• WHAT YOU HAVE TO DO:
Pull every line with the word "ἰδὲς" out of the entries below.

• PROVIDED DATA:
--- Begin ---

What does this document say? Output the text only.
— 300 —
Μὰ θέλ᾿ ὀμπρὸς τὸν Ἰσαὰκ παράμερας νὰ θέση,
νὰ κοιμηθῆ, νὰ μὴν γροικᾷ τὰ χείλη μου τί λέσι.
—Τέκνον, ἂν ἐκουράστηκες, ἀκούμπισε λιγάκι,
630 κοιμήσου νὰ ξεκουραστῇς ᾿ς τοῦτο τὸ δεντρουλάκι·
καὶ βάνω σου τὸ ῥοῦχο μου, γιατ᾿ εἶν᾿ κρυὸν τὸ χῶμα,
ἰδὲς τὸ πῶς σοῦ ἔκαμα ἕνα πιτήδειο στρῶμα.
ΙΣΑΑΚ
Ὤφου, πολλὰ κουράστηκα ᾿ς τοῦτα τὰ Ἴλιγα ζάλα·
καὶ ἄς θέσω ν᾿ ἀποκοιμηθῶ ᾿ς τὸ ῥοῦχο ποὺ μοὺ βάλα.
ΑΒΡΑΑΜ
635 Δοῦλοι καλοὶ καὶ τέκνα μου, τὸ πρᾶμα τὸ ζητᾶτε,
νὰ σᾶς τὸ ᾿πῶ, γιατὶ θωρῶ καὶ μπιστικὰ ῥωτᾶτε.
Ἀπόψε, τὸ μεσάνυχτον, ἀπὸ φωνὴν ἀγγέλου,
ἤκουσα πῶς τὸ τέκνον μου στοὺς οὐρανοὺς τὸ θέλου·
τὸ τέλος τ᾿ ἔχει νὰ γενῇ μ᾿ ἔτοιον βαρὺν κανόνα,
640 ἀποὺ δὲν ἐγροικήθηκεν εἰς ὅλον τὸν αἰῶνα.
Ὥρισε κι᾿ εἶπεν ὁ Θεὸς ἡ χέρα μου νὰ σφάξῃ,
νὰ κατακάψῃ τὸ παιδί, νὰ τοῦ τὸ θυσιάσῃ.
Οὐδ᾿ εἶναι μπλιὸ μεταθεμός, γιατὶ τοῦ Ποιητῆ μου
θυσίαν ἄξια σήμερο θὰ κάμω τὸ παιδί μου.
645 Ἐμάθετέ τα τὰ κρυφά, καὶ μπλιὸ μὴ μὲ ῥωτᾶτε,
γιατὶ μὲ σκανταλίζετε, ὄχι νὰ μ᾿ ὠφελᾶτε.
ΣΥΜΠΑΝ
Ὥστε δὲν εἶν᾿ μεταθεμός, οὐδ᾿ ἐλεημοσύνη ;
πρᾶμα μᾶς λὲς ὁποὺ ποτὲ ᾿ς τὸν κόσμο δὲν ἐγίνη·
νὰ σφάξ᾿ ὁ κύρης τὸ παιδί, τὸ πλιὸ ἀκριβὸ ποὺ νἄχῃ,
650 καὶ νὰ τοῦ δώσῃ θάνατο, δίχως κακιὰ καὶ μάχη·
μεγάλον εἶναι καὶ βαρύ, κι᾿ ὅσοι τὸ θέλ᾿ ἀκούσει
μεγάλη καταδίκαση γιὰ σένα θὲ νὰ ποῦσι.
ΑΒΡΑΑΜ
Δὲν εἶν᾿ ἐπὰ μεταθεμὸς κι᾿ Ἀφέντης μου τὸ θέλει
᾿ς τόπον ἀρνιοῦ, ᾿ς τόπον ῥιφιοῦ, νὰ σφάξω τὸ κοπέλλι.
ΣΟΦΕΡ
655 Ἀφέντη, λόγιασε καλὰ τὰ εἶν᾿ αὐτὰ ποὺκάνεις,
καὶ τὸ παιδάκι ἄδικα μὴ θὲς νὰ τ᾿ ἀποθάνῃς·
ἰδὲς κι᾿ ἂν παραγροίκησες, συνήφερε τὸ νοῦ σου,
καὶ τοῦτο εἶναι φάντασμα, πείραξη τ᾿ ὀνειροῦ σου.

--- End ---
--- Begin ---

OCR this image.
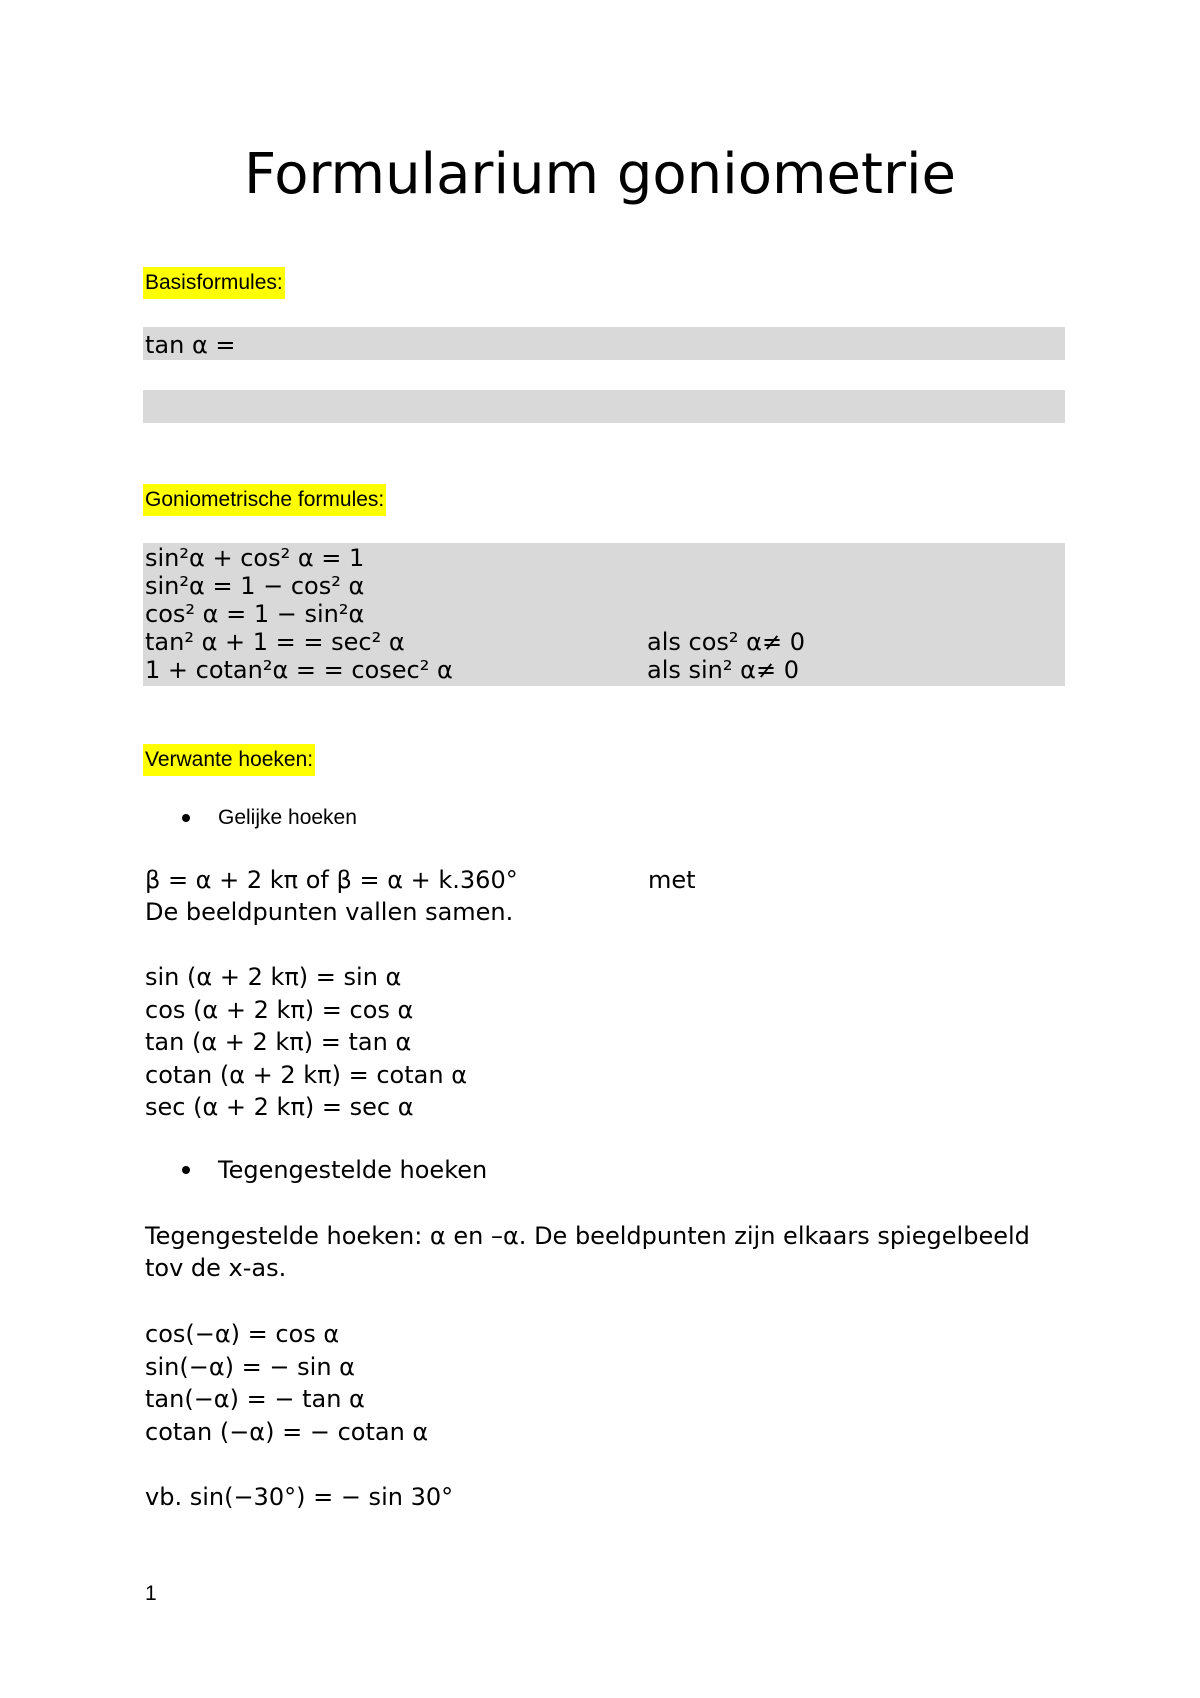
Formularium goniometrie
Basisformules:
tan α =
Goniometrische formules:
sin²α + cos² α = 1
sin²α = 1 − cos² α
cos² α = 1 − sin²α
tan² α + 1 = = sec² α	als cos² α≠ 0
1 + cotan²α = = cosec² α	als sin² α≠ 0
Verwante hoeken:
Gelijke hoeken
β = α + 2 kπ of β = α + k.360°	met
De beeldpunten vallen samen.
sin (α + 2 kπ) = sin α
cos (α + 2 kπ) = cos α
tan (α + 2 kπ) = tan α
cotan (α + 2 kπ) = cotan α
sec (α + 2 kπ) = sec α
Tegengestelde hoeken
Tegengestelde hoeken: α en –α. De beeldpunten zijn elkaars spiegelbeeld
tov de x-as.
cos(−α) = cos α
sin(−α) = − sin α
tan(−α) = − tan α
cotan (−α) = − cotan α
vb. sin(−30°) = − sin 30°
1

--- End ---

• ANSWER FOR THE TASK:
ἰδὲς τὸ πῶς σοῦ ἔκαμα ἕνα πιτήδειο στρῶμα.
ἰδὲς κι᾿ ἂν παραγροίκησες, συνήφερε τὸ νοῦ σου,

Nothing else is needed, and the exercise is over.